● **EXERCISE DESCRIPTION**:
Each entry must be given again exactly; images do not belong in the copy.

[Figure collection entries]
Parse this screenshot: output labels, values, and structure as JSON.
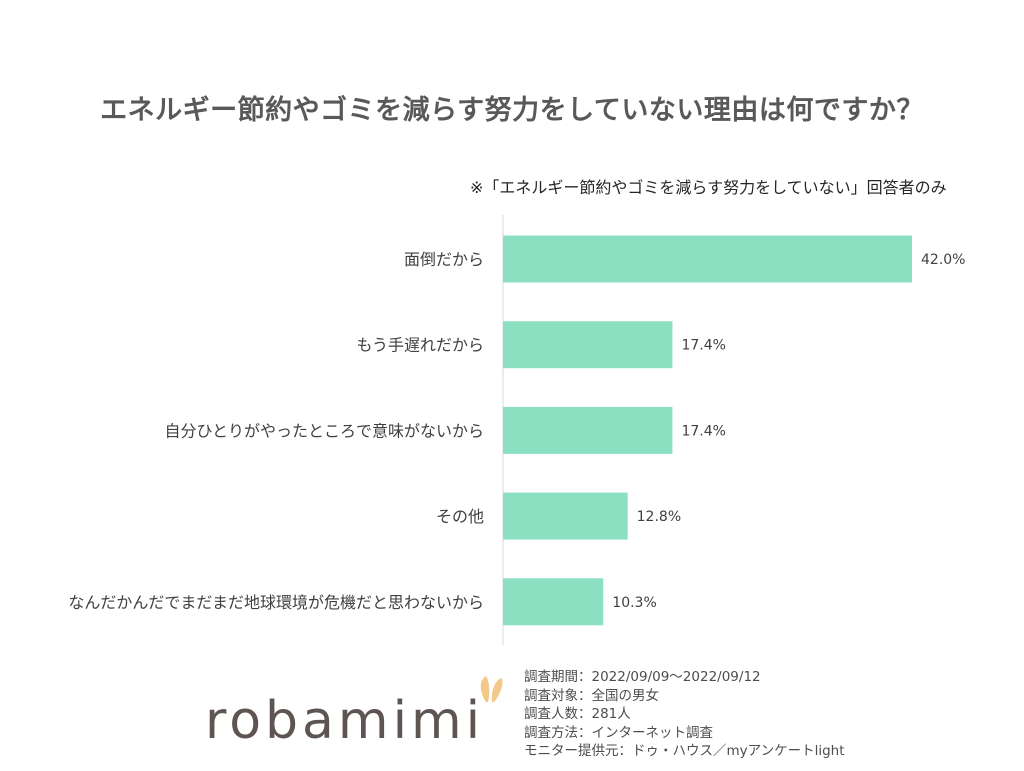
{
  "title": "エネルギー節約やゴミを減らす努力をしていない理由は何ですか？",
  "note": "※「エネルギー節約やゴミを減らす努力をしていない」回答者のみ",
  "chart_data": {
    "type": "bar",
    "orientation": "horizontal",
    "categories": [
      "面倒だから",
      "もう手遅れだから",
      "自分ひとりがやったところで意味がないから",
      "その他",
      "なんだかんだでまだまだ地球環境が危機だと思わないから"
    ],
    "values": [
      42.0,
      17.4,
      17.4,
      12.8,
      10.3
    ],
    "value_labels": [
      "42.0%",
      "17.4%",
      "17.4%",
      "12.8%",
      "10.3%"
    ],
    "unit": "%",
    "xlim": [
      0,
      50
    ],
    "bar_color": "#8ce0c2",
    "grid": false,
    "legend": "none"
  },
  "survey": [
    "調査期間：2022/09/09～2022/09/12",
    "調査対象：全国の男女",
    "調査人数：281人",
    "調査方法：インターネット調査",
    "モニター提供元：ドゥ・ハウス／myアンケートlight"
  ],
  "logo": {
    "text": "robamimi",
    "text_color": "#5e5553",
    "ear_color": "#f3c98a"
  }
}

● **WRITTEN SOLUTION**:
Parse this screenshot: output labels, values, and structure as JSON.
{
  "title": "エネルギー節約やゴミを減らす努力をしていない理由は何ですか？",
  "note": "※「エネルギー節約やゴミを減らす努力をしていない」回答者のみ",
  "chart_data": {
    "type": "bar",
    "orientation": "horizontal",
    "categories": [
      "面倒だから",
      "もう手遅れだから",
      "自分ひとりがやったところで意味がないから",
      "その他",
      "なんだかんだでまだまだ地球環境が危機だと思わないから"
    ],
    "values": [
      42.0,
      17.4,
      17.4,
      12.8,
      10.3
    ],
    "value_labels": [
      "42.0%",
      "17.4%",
      "17.4%",
      "12.8%",
      "10.3%"
    ],
    "unit": "%",
    "xlim": [
      0,
      50
    ],
    "bar_color": "#8ce0c2",
    "grid": false,
    "legend": "none"
  },
  "survey": [
    "調査期間：2022/09/09～2022/09/12",
    "調査対象：全国の男女",
    "調査人数：281人",
    "調査方法：インターネット調査",
    "モニター提供元：ドゥ・ハウス／myアンケートlight"
  ],
  "logo": {
    "text": "robamimi",
    "text_color": "#5e5553",
    "ear_color": "#f3c98a"
  }
}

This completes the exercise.